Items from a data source
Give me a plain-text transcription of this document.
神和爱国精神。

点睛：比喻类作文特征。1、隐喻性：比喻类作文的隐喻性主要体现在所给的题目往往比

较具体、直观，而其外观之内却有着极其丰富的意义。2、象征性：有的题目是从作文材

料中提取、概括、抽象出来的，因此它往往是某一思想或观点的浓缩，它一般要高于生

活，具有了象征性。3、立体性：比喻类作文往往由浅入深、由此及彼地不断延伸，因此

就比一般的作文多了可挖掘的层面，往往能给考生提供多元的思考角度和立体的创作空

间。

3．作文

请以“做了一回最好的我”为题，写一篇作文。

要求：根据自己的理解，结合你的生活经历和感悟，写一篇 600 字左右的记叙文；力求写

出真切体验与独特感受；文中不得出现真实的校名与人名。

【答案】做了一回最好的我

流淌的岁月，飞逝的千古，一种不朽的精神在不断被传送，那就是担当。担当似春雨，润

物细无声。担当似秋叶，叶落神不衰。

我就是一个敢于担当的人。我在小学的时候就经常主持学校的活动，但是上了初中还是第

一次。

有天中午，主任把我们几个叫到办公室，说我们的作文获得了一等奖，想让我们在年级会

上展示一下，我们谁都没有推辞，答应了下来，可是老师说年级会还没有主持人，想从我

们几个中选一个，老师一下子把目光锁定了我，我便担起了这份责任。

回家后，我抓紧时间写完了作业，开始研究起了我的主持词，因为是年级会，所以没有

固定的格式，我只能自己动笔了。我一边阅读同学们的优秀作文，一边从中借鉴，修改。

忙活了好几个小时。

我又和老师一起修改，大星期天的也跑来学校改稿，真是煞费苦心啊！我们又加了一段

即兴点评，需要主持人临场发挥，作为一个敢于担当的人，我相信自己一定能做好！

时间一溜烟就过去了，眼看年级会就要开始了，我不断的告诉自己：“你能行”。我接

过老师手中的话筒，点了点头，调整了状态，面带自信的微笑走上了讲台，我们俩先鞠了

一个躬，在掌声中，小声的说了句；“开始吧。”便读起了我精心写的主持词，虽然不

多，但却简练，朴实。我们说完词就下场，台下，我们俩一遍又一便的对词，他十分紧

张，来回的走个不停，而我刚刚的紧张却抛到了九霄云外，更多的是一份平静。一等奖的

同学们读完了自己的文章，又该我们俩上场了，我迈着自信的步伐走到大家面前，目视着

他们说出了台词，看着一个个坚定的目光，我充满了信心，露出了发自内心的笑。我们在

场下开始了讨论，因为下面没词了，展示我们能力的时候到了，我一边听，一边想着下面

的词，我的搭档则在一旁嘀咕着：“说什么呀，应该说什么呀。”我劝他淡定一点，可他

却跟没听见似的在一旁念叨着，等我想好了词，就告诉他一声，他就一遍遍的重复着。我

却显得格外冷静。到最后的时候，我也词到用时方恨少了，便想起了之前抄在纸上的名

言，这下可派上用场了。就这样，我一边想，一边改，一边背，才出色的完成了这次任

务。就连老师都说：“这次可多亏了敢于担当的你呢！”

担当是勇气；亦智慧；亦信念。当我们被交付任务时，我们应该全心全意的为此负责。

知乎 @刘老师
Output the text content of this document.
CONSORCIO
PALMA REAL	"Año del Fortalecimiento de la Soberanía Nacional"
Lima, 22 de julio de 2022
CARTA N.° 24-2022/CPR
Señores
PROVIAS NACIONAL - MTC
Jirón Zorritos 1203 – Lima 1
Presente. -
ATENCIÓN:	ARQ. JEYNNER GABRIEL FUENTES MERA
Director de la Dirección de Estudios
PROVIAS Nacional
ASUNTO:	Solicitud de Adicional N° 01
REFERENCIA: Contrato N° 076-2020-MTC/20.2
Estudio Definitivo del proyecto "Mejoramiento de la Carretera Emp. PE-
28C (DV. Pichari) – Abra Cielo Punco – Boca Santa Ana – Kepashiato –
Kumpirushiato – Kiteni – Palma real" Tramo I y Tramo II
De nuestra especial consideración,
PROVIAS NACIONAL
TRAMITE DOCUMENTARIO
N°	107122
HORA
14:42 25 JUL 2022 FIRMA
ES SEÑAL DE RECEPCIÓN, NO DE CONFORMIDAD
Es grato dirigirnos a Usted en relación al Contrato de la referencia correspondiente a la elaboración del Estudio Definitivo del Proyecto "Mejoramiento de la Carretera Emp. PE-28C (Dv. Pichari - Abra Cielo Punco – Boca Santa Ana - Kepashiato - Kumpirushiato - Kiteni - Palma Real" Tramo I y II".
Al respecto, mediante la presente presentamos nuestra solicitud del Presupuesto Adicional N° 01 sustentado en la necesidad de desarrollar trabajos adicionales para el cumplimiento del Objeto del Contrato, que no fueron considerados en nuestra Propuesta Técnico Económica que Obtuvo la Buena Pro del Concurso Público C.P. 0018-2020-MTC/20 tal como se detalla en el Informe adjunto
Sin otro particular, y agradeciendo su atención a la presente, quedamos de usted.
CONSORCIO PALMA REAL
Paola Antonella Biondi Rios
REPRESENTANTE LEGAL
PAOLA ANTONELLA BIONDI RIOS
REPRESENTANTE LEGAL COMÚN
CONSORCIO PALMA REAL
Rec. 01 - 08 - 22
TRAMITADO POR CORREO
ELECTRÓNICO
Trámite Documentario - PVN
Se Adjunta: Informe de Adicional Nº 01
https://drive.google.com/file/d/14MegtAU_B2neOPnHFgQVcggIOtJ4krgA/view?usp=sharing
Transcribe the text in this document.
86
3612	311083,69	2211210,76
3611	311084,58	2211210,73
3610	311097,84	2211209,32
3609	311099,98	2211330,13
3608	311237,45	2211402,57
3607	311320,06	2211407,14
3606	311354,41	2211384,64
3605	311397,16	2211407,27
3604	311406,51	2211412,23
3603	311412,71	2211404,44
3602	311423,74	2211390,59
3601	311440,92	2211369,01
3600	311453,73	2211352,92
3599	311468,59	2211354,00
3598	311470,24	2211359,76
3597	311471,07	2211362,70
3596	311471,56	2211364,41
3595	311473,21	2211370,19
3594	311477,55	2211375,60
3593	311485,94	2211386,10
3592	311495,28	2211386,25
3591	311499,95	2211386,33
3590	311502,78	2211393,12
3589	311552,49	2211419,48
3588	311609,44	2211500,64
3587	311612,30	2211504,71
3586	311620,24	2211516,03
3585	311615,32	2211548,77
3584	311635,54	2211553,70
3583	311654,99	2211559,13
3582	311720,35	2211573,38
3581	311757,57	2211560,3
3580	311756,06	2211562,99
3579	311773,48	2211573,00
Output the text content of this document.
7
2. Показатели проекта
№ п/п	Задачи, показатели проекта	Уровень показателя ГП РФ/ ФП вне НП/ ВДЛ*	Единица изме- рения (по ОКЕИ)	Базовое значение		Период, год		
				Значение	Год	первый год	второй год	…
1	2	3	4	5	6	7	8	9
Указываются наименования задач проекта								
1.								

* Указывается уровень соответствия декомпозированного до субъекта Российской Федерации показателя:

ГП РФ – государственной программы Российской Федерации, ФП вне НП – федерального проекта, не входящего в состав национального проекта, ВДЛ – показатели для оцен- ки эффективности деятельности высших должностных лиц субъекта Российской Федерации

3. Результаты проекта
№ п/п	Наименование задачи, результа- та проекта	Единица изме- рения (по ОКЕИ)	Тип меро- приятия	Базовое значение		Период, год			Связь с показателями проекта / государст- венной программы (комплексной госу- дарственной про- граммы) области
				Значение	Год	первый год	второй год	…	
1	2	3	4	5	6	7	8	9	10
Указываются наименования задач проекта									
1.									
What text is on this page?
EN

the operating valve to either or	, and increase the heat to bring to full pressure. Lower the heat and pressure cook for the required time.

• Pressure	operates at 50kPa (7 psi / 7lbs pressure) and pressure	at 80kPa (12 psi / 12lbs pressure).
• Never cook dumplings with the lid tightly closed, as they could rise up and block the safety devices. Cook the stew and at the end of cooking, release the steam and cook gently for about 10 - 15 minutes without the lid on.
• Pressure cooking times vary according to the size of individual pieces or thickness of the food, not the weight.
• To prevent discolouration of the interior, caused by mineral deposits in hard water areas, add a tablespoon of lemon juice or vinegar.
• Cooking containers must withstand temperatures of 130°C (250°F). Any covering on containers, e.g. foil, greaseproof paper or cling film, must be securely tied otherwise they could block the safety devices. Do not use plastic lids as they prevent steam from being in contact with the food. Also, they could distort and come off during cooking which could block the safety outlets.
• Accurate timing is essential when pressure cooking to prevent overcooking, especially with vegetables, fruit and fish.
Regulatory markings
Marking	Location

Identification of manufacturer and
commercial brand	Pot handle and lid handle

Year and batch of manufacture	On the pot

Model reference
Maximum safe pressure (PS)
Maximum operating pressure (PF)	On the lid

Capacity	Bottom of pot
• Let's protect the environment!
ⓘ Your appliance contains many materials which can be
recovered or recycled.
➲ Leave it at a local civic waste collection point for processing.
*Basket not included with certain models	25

**Stated task:** From the entries above, select each line containing the string "Указываются".

**Written solution:**
Указываются наименования задач проекта								
Указываются наименования задач проекта									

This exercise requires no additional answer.